BEGIN INFORMATION GIVEN

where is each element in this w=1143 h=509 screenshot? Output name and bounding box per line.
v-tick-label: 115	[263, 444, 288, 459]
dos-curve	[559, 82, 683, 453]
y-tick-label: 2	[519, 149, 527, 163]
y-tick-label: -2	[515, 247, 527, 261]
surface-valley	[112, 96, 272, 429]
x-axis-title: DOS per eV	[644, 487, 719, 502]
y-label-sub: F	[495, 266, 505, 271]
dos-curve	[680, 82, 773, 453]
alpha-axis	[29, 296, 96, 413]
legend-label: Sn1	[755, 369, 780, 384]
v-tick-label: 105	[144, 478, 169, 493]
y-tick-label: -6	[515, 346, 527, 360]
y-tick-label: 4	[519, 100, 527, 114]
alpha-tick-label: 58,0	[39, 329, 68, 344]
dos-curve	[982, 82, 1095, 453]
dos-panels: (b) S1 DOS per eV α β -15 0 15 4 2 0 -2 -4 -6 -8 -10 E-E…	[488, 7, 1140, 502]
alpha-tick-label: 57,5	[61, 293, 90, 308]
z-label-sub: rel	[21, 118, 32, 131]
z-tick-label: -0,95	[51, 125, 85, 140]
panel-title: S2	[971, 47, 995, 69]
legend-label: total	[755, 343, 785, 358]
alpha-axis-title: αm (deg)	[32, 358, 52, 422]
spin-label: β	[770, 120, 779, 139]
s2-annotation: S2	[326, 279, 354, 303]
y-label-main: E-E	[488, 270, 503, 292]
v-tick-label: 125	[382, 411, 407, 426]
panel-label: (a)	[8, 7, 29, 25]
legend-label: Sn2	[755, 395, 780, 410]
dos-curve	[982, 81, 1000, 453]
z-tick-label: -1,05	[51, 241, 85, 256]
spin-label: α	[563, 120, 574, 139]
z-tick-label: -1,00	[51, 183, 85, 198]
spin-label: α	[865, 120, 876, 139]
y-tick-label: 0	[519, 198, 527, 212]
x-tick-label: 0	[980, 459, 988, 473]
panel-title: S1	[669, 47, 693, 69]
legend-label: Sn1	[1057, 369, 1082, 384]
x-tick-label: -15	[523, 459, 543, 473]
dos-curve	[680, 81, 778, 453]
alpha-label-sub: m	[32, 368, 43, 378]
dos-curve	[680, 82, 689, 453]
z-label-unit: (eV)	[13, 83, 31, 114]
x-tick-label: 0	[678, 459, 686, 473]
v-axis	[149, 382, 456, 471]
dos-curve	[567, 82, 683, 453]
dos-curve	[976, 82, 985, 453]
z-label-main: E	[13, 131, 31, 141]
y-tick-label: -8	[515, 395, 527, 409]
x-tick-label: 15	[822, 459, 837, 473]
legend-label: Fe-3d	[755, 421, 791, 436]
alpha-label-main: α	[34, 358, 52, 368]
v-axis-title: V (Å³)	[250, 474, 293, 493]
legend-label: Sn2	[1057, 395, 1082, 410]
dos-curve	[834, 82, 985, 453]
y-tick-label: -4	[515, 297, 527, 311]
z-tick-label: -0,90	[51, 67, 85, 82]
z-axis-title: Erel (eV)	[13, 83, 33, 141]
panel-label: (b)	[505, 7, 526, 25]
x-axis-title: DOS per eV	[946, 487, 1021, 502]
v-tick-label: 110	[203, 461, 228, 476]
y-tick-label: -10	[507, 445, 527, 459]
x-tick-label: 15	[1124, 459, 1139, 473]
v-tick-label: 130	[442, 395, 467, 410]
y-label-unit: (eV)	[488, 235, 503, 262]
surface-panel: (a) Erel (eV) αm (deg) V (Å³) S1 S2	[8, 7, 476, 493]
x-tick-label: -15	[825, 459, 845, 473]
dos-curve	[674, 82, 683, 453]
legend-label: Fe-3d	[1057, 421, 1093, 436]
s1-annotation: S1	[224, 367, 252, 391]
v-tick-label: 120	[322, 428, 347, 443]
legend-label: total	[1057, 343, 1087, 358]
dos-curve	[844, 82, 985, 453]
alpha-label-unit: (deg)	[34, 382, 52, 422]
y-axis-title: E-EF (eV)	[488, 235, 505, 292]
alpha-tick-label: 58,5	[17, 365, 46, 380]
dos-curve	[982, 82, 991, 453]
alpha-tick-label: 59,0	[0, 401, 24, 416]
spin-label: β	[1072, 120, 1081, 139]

END INFORMATION GIVEN

__TASK__. How many lines of the entries above contain the string "alpha", matching case exactly? Reply with the number only.

__FINAL RESULT__. 9